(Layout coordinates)
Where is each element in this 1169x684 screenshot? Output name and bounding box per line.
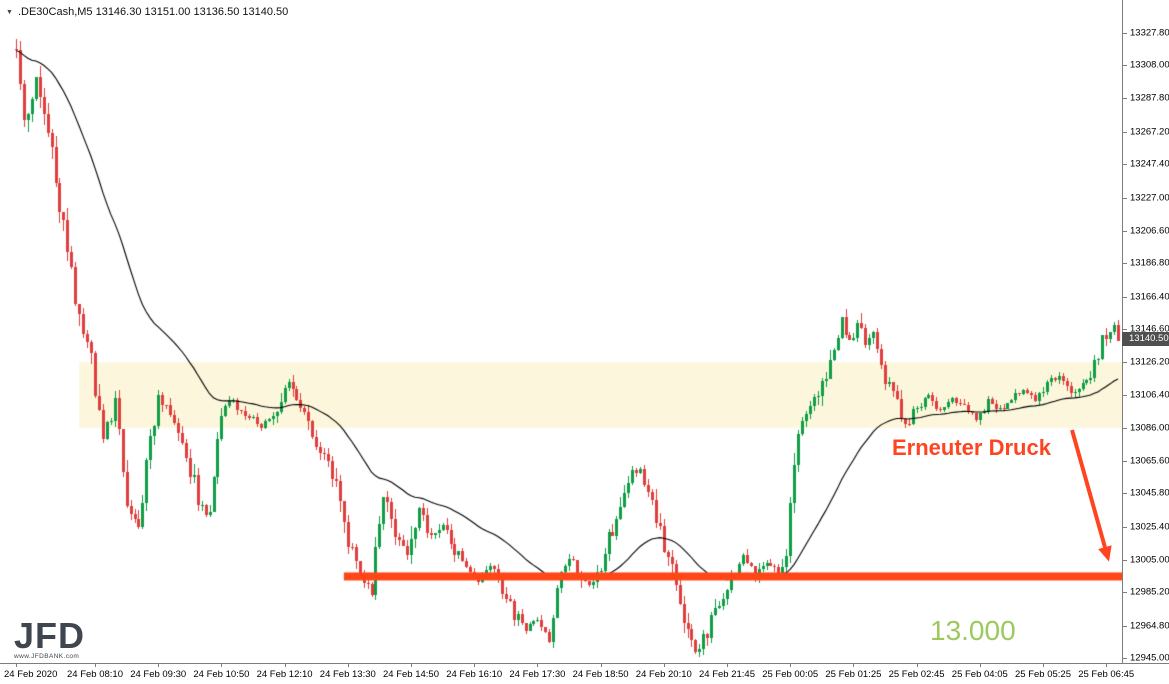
time-axis-tick [474,664,475,667]
time-axis-tick [221,664,222,667]
price-axis-label: 13065.60 [1130,455,1169,467]
time-axis-tick [348,664,349,667]
price-axis-label: 13146.60 [1130,323,1169,335]
time-axis-tick [537,664,538,667]
price-axis-label: 13267.20 [1130,126,1169,138]
time-axis-label: 25 Feb 05:25 [1015,669,1071,680]
time-axis-tick [285,664,286,667]
time-axis-tick [95,664,96,667]
annotation-level-text: 13.000 [930,615,1016,646]
time-axis-label: 24 Feb 10:50 [193,669,250,680]
time-axis-tick [1043,664,1044,667]
time-axis-tick [411,664,412,667]
price-axis-label: 13308.00 [1130,59,1169,71]
jfd-logo: JFD www.JFDBANK.com [14,615,86,661]
price-axis-tick [1123,98,1127,100]
time-axis-label: 24 Feb 09:30 [130,669,187,680]
time-axis-label: 24 Feb 16:10 [446,669,503,680]
time-axis-tick [790,664,791,667]
price-axis-tick [1123,592,1127,594]
price-axis-tick [1123,32,1127,34]
price-axis-tick [1123,493,1127,495]
price-axis-tick [1123,427,1127,429]
price-axis-tick [1123,461,1127,463]
price-axis-label: 13005.00 [1130,554,1169,566]
time-axis-tick [16,664,17,667]
price-axis-label: 12985.20 [1130,586,1169,598]
price-axis-label: 13327.80 [1130,27,1169,39]
time-axis-label: 25 Feb 04:05 [951,669,1008,680]
price-axis-label: 13206.60 [1130,225,1169,237]
logo-website: www.JFDBANK.com [14,653,80,660]
price-axis-tick [1123,164,1127,166]
price-axis-label: 12945.00 [1130,652,1169,664]
symbol-ohlc-text: .DE30Cash,M5 13146.30 13151.00 13136.50 … [17,6,289,18]
time-axis-label: 25 Feb 06:45 [1078,669,1135,680]
price-axis-tick [1123,560,1127,562]
price-axis-tick [1123,131,1127,133]
price-axis-tick [1123,625,1127,627]
price-axis-label: 13045.80 [1130,487,1169,499]
price-axis-tick [1123,328,1127,330]
price-chart[interactable] [0,0,1122,663]
price-axis-label: 13247.40 [1130,158,1169,170]
time-axis-label: 24 Feb 18:50 [572,669,629,680]
price-axis-label: 12964.80 [1130,620,1169,632]
price-axis-label: 13025.40 [1130,521,1169,533]
time-axis-tick [727,664,728,667]
time-axis-tick [980,664,981,667]
time-axis-label: 25 Feb 01:25 [825,669,882,680]
logo-text: JFD [14,615,86,656]
price-axis-label: 13126.20 [1130,356,1169,368]
price-axis-tick [1123,658,1127,660]
price-axis-tick [1123,394,1127,396]
price-axis-label: 13106.40 [1130,389,1169,401]
current-price-tag: 13140.50 [1122,332,1169,346]
annotation-pressure-text: Erneuter Druck [892,435,1051,460]
time-axis-tick [601,664,602,667]
time-axis-label: 24 Feb 14:50 [383,669,439,680]
price-axis-tick [1123,263,1127,265]
time-axis[interactable]: 24 Feb 2020 24 Feb 08:10 24 Feb 09:30 24 Fe… [0,663,1169,684]
time-axis-tick [917,664,918,667]
price-axis-label: 13186.80 [1130,257,1169,269]
time-axis-label: 24 Feb 21:45 [699,669,755,680]
time-axis-label: 25 Feb 02:45 [888,669,945,680]
price-axis-label: 13227.00 [1130,192,1169,204]
price-axis-tick [1123,526,1127,528]
time-axis-label: 24 Feb 08:10 [67,669,123,680]
time-axis-label: 24 Feb 12:10 [256,669,313,680]
time-axis-tick [1106,664,1107,667]
price-axis-label: 13287.80 [1130,92,1169,104]
symbol-title: ▼ .DE30Cash,M5 13146.30 13151.00 13136.5… [6,6,288,18]
price-axis-label: 13166.40 [1130,291,1169,303]
price-axis-tick [1123,296,1127,298]
time-axis-label: 24 Feb 2020 [4,669,58,680]
price-axis-tick [1123,197,1127,199]
time-axis-tick [853,664,854,667]
time-axis-tick [664,664,665,667]
time-axis-label: 24 Feb 20:10 [635,669,692,680]
time-axis-tick [158,664,159,667]
price-axis-tick [1123,362,1127,364]
chevron-down-icon[interactable]: ▼ [6,8,13,16]
price-axis-tick [1123,65,1127,67]
time-axis-label: 25 Feb 00:05 [762,669,819,680]
current-price-value: 13140.50 [1129,333,1169,344]
price-axis[interactable]: 13327.80 13308.00 13287.80 13267.20 13247.40… [1122,0,1169,664]
time-axis-label: 24 Feb 17:30 [509,669,566,680]
time-axis-label: 24 Feb 13:30 [319,669,376,680]
price-axis-tick [1123,230,1127,232]
price-axis-label: 13086.00 [1130,422,1169,434]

▶ Exercise: Reproduce every row above word for word, leaving out the pictures.

▶ Answer in full:
Where is each element in this 1169x684 screenshot? Output name and bounding box per line.
time-axis-tick [474,664,475,667]
time-axis-tick [221,664,222,667]
price-axis-label: 13065.60 [1130,455,1169,467]
time-axis-tick [348,664,349,667]
price-axis-label: 13146.60 [1130,323,1169,335]
time-axis-tick [537,664,538,667]
price-axis-label: 13267.20 [1130,126,1169,138]
time-axis-label: 25 Feb 05:25 [1015,669,1071,680]
time-axis-tick [285,664,286,667]
time-axis-tick [95,664,96,667]
annotation-level-text: 13.000 [930,615,1016,646]
time-axis-label: 24 Feb 10:50 [193,669,250,680]
time-axis-tick [1043,664,1044,667]
time-axis-tick [411,664,412,667]
price-axis-label: 13308.00 [1130,59,1169,71]
jfd-logo: JFD www.JFDBANK.com [14,615,86,661]
price-axis-tick [1123,98,1127,100]
time-axis-label: 24 Feb 09:30 [130,669,187,680]
time-axis-label: 24 Feb 16:10 [446,669,503,680]
time-axis-tick [790,664,791,667]
price-axis-tick [1123,592,1127,594]
price-axis-tick [1123,32,1127,34]
price-axis-tick [1123,493,1127,495]
price-axis-tick [1123,427,1127,429]
price-axis-tick [1123,461,1127,463]
price-axis-label: 13005.00 [1130,554,1169,566]
time-axis-tick [16,664,17,667]
price-axis-label: 12985.20 [1130,586,1169,598]
price-axis-label: 13327.80 [1130,27,1169,39]
time-axis-label: 25 Feb 04:05 [951,669,1008,680]
price-axis-label: 13206.60 [1130,225,1169,237]
logo-website: www.JFDBANK.com [14,653,80,660]
price-axis-tick [1123,164,1127,166]
price-axis-label: 12945.00 [1130,652,1169,664]
symbol-ohlc-text: .DE30Cash,M5 13146.30 13151.00 13136.50 … [17,6,289,18]
time-axis-label: 25 Feb 06:45 [1078,669,1135,680]
price-axis-tick [1123,560,1127,562]
price-axis-tick [1123,131,1127,133]
price-axis-tick [1123,625,1127,627]
price-axis-label: 13045.80 [1130,487,1169,499]
price-axis-tick [1123,328,1127,330]
price-chart[interactable] [0,0,1122,663]
price-axis-label: 13247.40 [1130,158,1169,170]
time-axis-label: 24 Feb 18:50 [572,669,629,680]
price-axis-label: 12964.80 [1130,620,1169,632]
price-axis-label: 13025.40 [1130,521,1169,533]
time-axis-tick [727,664,728,667]
time-axis-tick [980,664,981,667]
time-axis-label: 25 Feb 01:25 [825,669,882,680]
logo-text: JFD [14,615,86,656]
price-axis-label: 13126.20 [1130,356,1169,368]
price-axis-tick [1123,658,1127,660]
price-axis-tick [1123,394,1127,396]
price-axis-label: 13106.40 [1130,389,1169,401]
current-price-tag: 13140.50 [1122,332,1169,346]
annotation-pressure-text: Erneuter Druck [892,435,1051,460]
time-axis-tick [601,664,602,667]
time-axis-label: 24 Feb 14:50 [383,669,439,680]
price-axis-tick [1123,263,1127,265]
time-axis[interactable]: 24 Feb 2020 24 Feb 08:10 24 Feb 09:30 24 Fe… [0,663,1169,684]
time-axis-tick [917,664,918,667]
price-axis-label: 13186.80 [1130,257,1169,269]
time-axis-label: 24 Feb 21:45 [699,669,755,680]
time-axis-label: 25 Feb 02:45 [888,669,945,680]
price-axis-label: 13227.00 [1130,192,1169,204]
price-axis-tick [1123,526,1127,528]
time-axis-label: 24 Feb 08:10 [67,669,123,680]
time-axis-label: 24 Feb 12:10 [256,669,313,680]
time-axis-tick [1106,664,1107,667]
price-axis-label: 13287.80 [1130,92,1169,104]
symbol-title: ▼ .DE30Cash,M5 13146.30 13151.00 13136.5… [6,6,288,18]
price-axis-label: 13166.40 [1130,291,1169,303]
price-axis-tick [1123,296,1127,298]
time-axis-label: 24 Feb 2020 [4,669,58,680]
price-axis-tick [1123,197,1127,199]
time-axis-tick [853,664,854,667]
time-axis-tick [664,664,665,667]
time-axis-label: 24 Feb 20:10 [635,669,692,680]
time-axis-tick [158,664,159,667]
price-axis-tick [1123,362,1127,364]
chevron-down-icon[interactable]: ▼ [6,8,13,16]
price-axis-tick [1123,65,1127,67]
time-axis-label: 25 Feb 00:05 [762,669,819,680]
current-price-value: 13140.50 [1129,333,1169,344]
price-axis[interactable]: 13327.80 13308.00 13287.80 13267.20 13247.40… [1122,0,1169,664]
time-axis-label: 24 Feb 17:30 [509,669,566,680]
time-axis-label: 24 Feb 13:30 [319,669,376,680]
price-axis-tick [1123,230,1127,232]
price-axis-label: 13086.00 [1130,422,1169,434]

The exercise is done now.